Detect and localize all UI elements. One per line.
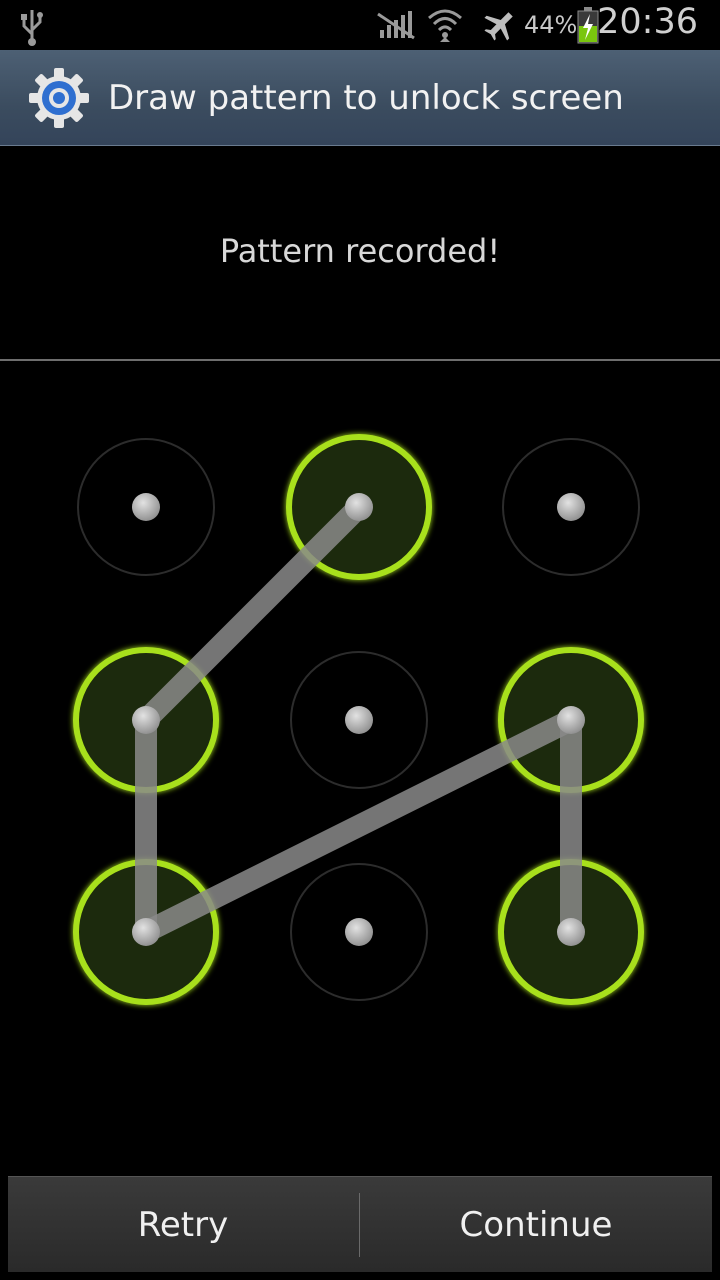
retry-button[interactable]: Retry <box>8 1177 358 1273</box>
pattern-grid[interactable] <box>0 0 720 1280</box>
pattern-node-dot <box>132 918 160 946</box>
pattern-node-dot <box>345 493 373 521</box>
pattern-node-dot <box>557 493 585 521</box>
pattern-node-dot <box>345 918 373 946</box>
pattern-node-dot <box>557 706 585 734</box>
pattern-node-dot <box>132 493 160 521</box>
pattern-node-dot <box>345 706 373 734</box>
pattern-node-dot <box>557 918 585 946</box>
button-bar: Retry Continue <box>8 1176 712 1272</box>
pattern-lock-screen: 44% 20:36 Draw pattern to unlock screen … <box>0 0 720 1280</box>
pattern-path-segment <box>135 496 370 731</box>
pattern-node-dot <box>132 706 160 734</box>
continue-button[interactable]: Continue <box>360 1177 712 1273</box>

---

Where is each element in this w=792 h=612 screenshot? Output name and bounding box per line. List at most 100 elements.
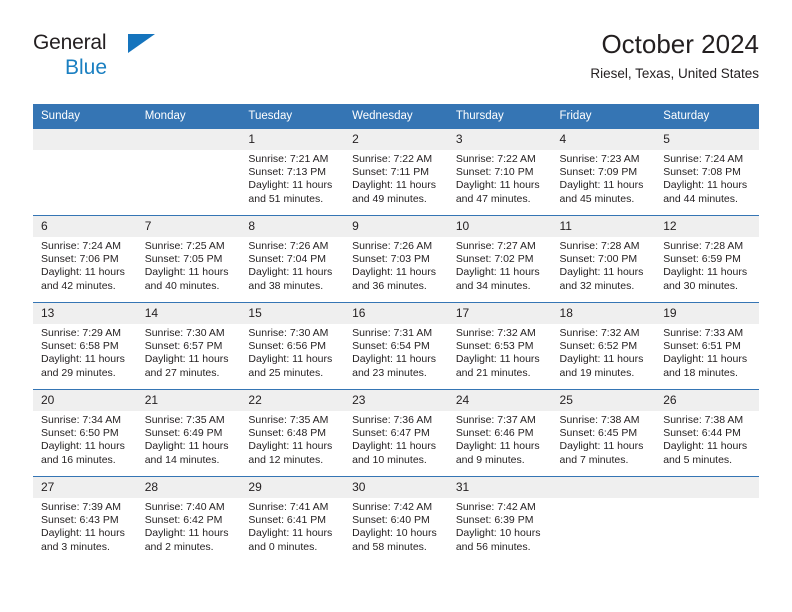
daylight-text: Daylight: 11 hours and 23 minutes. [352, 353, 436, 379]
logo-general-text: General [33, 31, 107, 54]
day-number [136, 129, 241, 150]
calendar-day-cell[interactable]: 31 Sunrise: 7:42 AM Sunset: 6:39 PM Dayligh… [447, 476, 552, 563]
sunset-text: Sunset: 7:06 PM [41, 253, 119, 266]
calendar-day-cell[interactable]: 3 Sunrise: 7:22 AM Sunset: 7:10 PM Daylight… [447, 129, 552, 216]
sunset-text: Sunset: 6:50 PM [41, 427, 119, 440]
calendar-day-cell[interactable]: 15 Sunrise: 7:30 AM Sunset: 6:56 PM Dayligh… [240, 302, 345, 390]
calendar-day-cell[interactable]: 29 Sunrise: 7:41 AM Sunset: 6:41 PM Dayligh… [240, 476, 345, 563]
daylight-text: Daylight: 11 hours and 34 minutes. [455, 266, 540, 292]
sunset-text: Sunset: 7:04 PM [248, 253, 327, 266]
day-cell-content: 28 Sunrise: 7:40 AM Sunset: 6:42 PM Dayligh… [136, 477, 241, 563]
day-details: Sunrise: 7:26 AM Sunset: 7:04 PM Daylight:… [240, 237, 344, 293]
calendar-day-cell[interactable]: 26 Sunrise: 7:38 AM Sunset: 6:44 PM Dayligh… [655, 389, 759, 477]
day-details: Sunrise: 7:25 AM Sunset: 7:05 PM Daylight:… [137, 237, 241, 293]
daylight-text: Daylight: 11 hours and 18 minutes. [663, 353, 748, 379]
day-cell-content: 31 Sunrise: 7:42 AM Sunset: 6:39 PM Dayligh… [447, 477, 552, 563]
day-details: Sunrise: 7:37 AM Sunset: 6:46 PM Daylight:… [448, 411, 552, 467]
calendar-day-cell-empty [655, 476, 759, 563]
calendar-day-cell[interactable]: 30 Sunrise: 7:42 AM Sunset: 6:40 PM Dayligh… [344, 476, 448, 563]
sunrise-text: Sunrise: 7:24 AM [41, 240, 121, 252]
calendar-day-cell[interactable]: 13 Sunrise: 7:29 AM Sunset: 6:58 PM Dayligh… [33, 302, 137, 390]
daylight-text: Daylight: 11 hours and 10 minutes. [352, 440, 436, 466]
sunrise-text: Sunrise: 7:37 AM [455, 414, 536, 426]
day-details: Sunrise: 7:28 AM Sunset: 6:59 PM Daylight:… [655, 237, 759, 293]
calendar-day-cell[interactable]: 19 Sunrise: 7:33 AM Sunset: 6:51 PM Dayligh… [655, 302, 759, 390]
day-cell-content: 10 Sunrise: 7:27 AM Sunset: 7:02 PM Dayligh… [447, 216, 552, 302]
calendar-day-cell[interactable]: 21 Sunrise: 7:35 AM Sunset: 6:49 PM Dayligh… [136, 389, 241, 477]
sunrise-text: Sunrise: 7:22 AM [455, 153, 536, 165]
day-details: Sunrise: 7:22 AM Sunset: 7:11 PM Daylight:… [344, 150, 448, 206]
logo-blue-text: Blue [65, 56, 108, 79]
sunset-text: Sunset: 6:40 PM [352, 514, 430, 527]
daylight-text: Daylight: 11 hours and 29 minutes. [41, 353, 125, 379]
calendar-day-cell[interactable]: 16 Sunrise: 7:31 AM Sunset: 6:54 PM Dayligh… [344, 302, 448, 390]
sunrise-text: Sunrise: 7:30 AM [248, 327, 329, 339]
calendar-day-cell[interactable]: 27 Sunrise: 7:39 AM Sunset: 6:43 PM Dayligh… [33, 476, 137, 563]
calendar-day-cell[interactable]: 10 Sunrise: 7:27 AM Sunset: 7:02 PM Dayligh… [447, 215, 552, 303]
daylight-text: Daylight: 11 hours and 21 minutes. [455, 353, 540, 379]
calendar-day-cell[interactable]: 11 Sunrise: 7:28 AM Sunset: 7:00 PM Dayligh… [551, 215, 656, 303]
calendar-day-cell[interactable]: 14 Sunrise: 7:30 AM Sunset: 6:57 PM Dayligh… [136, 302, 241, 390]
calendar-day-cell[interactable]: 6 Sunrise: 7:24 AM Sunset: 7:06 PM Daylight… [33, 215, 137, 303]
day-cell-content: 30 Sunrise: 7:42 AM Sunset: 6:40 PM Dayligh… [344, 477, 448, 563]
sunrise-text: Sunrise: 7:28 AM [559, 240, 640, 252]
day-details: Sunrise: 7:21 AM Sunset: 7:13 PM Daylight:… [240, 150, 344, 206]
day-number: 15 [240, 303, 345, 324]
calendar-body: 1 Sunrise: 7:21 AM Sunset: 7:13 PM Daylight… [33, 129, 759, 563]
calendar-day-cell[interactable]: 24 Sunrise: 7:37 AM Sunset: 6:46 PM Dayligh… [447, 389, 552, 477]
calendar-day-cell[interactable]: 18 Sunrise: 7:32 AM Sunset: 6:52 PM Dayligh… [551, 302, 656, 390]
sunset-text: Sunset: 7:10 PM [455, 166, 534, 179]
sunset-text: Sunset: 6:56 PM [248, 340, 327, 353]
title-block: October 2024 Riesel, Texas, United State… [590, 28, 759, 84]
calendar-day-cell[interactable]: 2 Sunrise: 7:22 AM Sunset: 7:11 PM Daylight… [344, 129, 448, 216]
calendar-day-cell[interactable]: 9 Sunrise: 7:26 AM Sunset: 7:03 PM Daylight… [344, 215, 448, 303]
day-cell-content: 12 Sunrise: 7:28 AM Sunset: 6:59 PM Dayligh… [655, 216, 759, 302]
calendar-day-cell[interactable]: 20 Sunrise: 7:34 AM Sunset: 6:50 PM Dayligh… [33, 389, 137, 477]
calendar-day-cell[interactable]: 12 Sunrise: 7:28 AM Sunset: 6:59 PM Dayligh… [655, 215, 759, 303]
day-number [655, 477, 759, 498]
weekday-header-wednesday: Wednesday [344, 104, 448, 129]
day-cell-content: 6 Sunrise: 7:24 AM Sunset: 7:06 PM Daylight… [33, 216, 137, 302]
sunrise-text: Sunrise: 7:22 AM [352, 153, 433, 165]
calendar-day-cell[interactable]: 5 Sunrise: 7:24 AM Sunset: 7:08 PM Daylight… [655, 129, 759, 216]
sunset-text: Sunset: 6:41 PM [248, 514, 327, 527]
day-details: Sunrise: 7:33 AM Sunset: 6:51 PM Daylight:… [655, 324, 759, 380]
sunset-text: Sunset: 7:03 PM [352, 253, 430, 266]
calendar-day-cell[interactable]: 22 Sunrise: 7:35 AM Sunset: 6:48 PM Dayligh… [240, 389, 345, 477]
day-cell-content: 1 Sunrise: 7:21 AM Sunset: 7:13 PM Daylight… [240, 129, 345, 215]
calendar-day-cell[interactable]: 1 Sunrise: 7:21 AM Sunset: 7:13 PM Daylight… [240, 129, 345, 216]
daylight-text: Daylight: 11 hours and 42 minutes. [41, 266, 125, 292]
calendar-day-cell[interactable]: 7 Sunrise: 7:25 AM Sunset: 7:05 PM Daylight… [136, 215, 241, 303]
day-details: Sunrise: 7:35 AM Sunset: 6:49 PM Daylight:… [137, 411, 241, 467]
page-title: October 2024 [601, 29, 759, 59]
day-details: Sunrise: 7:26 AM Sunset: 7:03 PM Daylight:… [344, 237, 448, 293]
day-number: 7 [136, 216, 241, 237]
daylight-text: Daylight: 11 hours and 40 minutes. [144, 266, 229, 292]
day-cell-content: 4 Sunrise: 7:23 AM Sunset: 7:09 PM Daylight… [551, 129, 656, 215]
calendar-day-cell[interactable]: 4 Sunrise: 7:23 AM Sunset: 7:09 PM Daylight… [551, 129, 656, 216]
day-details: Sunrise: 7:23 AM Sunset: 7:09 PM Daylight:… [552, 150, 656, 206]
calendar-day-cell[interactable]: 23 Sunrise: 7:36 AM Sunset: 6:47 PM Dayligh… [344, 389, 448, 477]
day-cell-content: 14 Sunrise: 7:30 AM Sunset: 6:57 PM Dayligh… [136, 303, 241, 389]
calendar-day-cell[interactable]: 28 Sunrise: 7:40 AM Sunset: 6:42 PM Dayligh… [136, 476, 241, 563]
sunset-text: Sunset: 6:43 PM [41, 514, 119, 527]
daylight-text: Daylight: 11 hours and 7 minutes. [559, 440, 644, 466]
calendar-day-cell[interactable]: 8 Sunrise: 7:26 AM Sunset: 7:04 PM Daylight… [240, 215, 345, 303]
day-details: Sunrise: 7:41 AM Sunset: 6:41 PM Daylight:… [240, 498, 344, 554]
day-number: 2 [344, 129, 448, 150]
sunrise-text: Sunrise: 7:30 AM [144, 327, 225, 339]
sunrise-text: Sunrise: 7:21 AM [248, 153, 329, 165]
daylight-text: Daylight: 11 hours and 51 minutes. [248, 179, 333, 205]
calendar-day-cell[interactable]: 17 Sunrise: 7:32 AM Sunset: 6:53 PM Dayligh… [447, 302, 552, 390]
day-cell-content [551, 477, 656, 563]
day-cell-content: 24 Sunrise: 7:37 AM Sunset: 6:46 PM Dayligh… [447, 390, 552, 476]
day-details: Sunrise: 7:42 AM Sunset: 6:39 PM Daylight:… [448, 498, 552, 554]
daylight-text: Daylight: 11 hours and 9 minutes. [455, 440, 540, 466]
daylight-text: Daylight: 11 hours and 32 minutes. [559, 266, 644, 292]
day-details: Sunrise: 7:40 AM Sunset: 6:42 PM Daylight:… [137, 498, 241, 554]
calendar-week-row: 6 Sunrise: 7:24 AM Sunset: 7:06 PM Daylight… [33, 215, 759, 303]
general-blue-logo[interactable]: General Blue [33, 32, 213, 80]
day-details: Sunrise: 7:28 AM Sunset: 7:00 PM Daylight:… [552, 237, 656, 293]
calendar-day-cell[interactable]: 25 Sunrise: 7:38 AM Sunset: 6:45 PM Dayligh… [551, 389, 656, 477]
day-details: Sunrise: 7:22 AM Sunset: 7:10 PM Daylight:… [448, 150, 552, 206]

==

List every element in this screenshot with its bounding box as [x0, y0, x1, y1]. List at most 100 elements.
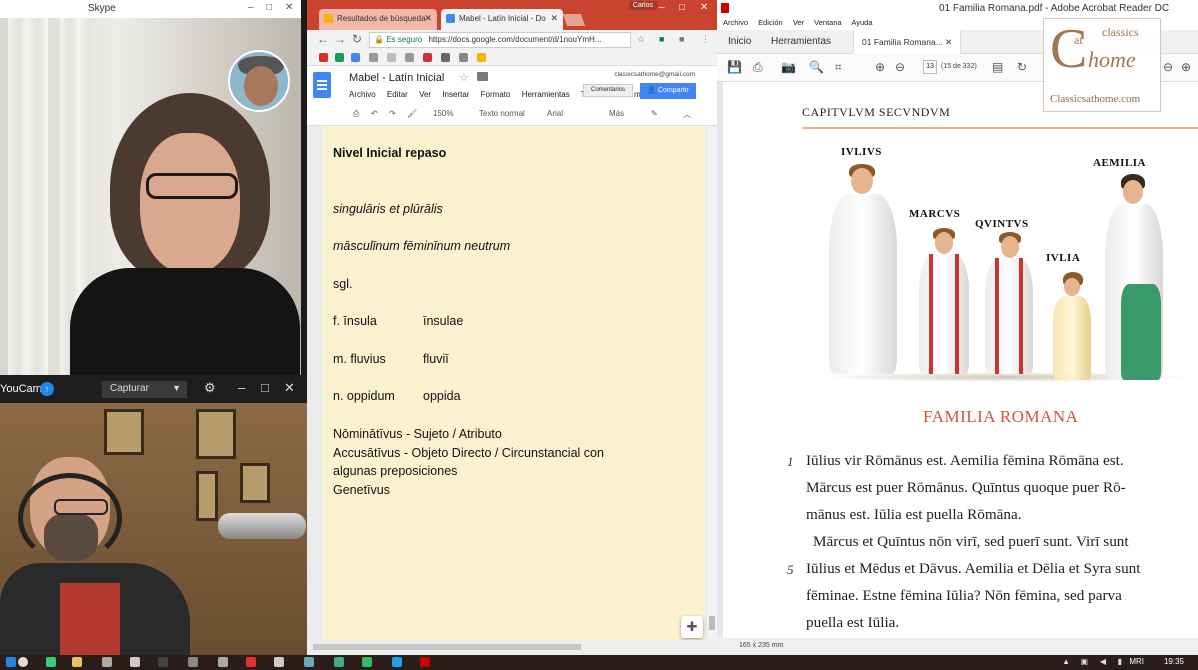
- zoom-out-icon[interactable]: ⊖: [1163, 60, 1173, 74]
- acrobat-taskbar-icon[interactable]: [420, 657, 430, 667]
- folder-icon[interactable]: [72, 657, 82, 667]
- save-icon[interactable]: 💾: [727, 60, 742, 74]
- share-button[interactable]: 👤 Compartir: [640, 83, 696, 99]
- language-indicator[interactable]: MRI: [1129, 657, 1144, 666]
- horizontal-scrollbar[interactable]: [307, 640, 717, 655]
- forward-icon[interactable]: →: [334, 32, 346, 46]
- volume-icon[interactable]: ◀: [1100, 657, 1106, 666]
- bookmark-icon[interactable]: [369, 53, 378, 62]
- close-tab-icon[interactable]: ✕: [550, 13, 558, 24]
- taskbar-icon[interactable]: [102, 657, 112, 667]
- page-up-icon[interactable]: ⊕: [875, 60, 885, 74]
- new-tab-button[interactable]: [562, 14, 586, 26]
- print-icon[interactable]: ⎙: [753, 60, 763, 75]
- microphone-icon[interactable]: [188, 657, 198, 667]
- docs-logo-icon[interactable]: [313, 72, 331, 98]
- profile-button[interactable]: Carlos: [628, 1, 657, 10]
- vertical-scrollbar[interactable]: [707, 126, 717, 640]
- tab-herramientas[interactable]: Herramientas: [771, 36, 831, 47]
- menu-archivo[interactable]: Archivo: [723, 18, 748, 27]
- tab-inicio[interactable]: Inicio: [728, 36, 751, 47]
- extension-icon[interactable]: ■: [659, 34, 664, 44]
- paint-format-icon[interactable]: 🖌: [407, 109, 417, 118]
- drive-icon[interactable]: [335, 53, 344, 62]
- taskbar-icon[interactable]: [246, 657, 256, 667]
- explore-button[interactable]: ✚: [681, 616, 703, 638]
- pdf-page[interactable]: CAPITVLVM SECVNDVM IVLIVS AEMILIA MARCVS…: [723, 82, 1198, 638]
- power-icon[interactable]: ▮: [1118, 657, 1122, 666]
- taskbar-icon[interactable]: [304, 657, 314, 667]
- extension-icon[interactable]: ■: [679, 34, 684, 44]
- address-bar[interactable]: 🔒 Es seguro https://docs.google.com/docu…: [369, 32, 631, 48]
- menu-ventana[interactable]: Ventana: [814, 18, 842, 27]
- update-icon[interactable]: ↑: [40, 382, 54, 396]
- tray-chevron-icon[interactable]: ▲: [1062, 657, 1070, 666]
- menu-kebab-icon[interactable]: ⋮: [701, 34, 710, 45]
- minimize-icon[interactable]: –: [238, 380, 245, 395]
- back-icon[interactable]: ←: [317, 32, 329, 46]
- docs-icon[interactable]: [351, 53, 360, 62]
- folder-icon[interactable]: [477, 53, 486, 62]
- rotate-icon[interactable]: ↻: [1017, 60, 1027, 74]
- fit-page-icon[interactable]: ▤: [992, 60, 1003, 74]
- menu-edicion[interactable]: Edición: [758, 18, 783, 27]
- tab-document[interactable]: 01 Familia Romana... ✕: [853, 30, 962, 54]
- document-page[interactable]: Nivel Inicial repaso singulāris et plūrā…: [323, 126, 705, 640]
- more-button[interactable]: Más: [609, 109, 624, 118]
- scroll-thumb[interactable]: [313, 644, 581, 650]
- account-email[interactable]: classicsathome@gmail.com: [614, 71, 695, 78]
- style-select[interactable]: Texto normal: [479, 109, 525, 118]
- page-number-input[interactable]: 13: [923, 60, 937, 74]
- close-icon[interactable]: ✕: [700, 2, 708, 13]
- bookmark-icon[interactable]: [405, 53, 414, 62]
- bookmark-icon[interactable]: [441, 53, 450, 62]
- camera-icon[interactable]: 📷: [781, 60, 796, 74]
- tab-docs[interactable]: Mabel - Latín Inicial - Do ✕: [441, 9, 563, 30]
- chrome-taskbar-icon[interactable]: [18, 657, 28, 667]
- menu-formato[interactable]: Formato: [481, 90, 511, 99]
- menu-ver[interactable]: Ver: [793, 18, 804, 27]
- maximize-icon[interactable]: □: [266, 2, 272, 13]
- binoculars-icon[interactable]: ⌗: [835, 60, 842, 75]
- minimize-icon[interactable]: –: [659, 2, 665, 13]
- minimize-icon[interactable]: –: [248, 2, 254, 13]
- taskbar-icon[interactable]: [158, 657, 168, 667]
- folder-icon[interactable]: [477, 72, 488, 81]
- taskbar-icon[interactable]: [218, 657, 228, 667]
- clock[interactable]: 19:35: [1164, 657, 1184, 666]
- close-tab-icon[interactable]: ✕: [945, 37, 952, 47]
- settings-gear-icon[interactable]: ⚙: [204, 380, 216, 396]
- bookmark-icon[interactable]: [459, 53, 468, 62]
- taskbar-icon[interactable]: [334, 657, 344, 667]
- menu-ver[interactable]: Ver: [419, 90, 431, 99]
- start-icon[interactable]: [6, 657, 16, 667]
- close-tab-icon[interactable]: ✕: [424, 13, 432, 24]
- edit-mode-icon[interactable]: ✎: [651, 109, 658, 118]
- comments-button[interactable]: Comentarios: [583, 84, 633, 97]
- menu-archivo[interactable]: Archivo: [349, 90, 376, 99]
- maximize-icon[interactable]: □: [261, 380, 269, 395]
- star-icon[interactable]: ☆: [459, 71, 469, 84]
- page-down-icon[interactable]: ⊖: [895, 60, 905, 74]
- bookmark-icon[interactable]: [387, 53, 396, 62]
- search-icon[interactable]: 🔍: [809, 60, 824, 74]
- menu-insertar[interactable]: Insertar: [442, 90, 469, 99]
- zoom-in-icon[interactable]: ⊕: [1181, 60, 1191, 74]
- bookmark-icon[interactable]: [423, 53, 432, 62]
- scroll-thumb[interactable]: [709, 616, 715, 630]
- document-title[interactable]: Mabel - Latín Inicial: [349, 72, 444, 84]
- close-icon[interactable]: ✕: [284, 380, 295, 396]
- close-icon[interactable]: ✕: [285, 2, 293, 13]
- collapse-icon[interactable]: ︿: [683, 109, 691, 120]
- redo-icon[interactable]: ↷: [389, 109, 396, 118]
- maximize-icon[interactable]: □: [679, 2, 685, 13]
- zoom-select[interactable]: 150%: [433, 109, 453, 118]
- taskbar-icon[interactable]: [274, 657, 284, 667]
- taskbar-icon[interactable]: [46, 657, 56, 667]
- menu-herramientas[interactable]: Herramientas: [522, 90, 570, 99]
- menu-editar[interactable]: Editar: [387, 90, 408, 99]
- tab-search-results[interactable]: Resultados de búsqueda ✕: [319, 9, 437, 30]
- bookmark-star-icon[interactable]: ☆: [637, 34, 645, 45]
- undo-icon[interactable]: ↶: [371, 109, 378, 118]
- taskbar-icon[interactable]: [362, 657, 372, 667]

» **WHAT YOU NEED TO DO**
Give the data as a numbered list, from the line that contains "Detect and localize" through the line that contains "continue-button[interactable]: Continue <box>360", with both of those lines included. Skip any blank lines and leave out the pictures.

» **EXERCISE ANSWER**
1. Detect and localize all UI elements. One per line.
2. retry-button[interactable]: Retry <box>8 1177 358 1273</box>
3. pattern-grid[interactable] <box>0 0 720 1280</box>
4. pattern-node-dot <box>132 918 160 946</box>
5. pattern-node-dot <box>345 493 373 521</box>
6. pattern-node-dot <box>557 493 585 521</box>
7. pattern-node-dot <box>345 918 373 946</box>
8. pattern-node-dot <box>557 706 585 734</box>
9. pattern-node-dot <box>132 493 160 521</box>
10. pattern-node-dot <box>345 706 373 734</box>
11. pattern-node-dot <box>557 918 585 946</box>
12. button-bar: Retry Continue <box>8 1176 712 1272</box>
13. pattern-lock-screen: 44% 20:36 Draw pattern to unlock screen … <box>0 0 720 1280</box>
14. pattern-path-segment <box>135 496 370 731</box>
15. pattern-node-dot <box>132 706 160 734</box>
16. continue-button[interactable]: Continue <box>360 1177 712 1273</box>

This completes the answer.